**Goal**. Your task is to repeat all of the data exactly while excluding the pictures.

**Records provided**.
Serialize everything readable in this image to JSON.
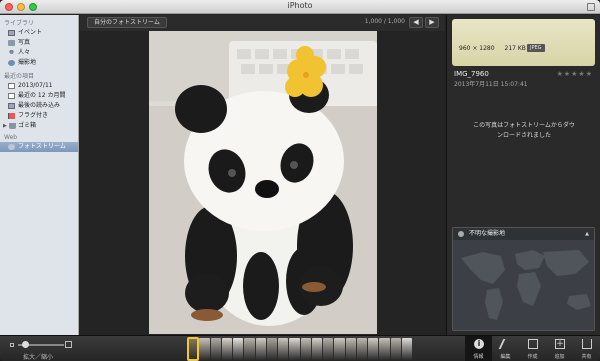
{
  "window": {
    "title": "iPhoto"
  },
  "sidebar": {
    "section_library": "ライブラリ",
    "library_items": [
      {
        "label": "イベント",
        "icon": "events-icon"
      },
      {
        "label": "写真",
        "icon": "photos-icon"
      },
      {
        "label": "人々",
        "icon": "faces-icon"
      },
      {
        "label": "撮影地",
        "icon": "places-icon"
      }
    ],
    "section_recent": "最近の項目",
    "recent_items": [
      {
        "label": "2013/07/11",
        "icon": "calendar-icon"
      },
      {
        "label": "最近の 12 カ月間",
        "icon": "calendar-icon"
      },
      {
        "label": "最後の読み込み",
        "icon": "import-icon"
      },
      {
        "label": "フラグ付き",
        "icon": "flag-icon"
      },
      {
        "label": "ゴミ箱",
        "icon": "trash-icon"
      }
    ],
    "section_web": "Web",
    "web_items": [
      {
        "label": "フォトストリーム",
        "icon": "photostream-icon",
        "selected": true
      }
    ]
  },
  "viewer": {
    "stream_button": "自分のフォトストリーム",
    "counter": "1,000 / 1,000",
    "prev": "◀",
    "next": "▶"
  },
  "info": {
    "dimensions": "960 × 1280",
    "size": "217 KB",
    "format": "JPEG",
    "rating": "★★★★★",
    "name": "IMG_7960",
    "date": "2013年7月11日 15:07:41",
    "stream_note_line1": "この写真はフォトストリームからダウ",
    "stream_note_line2": "ンロードされました",
    "location_title": "不明な撮影地",
    "location_toggle": "▲"
  },
  "bottom": {
    "zoom_label": "拡大／縮小",
    "zoom_level": 0.1,
    "filmstrip_colors": [
      "#8a7a52",
      "#c8c2b8",
      "#b0aca4",
      "#d9d4cc",
      "#e6e3de",
      "#b9b4ac",
      "#d2cdc5",
      "#a9a39a",
      "#cbc6be",
      "#dedad3",
      "#c4bfb7",
      "#d6d1c9",
      "#b5afa7",
      "#cfcac2",
      "#c1bcb4",
      "#bdb8b0",
      "#d3cec6",
      "#c6c1b9",
      "#b8b3ab",
      "#e0dcd6"
    ],
    "filmstrip_selected_index": 0,
    "tools": [
      {
        "label": "情報",
        "icon": "info-icon",
        "glyph": "i",
        "active": true
      },
      {
        "label": "編集",
        "icon": "edit-icon",
        "glyph": "",
        "active": false
      },
      {
        "label": "作成",
        "icon": "create-icon",
        "glyph": "",
        "active": false
      },
      {
        "label": "追加",
        "icon": "add-icon",
        "glyph": "+",
        "active": false
      },
      {
        "label": "共有",
        "icon": "share-icon",
        "glyph": "",
        "active": false
      }
    ]
  }
}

**Task result**.
Serialize everything readable in this image to JSON.
{
  "window": {
    "title": "iPhoto"
  },
  "sidebar": {
    "section_library": "ライブラリ",
    "library_items": [
      {
        "label": "イベント",
        "icon": "events-icon"
      },
      {
        "label": "写真",
        "icon": "photos-icon"
      },
      {
        "label": "人々",
        "icon": "faces-icon"
      },
      {
        "label": "撮影地",
        "icon": "places-icon"
      }
    ],
    "section_recent": "最近の項目",
    "recent_items": [
      {
        "label": "2013/07/11",
        "icon": "calendar-icon"
      },
      {
        "label": "最近の 12 カ月間",
        "icon": "calendar-icon"
      },
      {
        "label": "最後の読み込み",
        "icon": "import-icon"
      },
      {
        "label": "フラグ付き",
        "icon": "flag-icon"
      },
      {
        "label": "ゴミ箱",
        "icon": "trash-icon"
      }
    ],
    "section_web": "Web",
    "web_items": [
      {
        "label": "フォトストリーム",
        "icon": "photostream-icon",
        "selected": true
      }
    ]
  },
  "viewer": {
    "stream_button": "自分のフォトストリーム",
    "counter": "1,000 / 1,000",
    "prev": "◀",
    "next": "▶"
  },
  "info": {
    "dimensions": "960 × 1280",
    "size": "217 KB",
    "format": "JPEG",
    "rating": "★★★★★",
    "name": "IMG_7960",
    "date": "2013年7月11日 15:07:41",
    "stream_note_line1": "この写真はフォトストリームからダウ",
    "stream_note_line2": "ンロードされました",
    "location_title": "不明な撮影地",
    "location_toggle": "▲"
  },
  "bottom": {
    "zoom_label": "拡大／縮小",
    "zoom_level": 0.1,
    "filmstrip_colors": [
      "#8a7a52",
      "#c8c2b8",
      "#b0aca4",
      "#d9d4cc",
      "#e6e3de",
      "#b9b4ac",
      "#d2cdc5",
      "#a9a39a",
      "#cbc6be",
      "#dedad3",
      "#c4bfb7",
      "#d6d1c9",
      "#b5afa7",
      "#cfcac2",
      "#c1bcb4",
      "#bdb8b0",
      "#d3cec6",
      "#c6c1b9",
      "#b8b3ab",
      "#e0dcd6"
    ],
    "filmstrip_selected_index": 0,
    "tools": [
      {
        "label": "情報",
        "icon": "info-icon",
        "glyph": "i",
        "active": true
      },
      {
        "label": "編集",
        "icon": "edit-icon",
        "glyph": "",
        "active": false
      },
      {
        "label": "作成",
        "icon": "create-icon",
        "glyph": "",
        "active": false
      },
      {
        "label": "追加",
        "icon": "add-icon",
        "glyph": "+",
        "active": false
      },
      {
        "label": "共有",
        "icon": "share-icon",
        "glyph": "",
        "active": false
      }
    ]
  }
}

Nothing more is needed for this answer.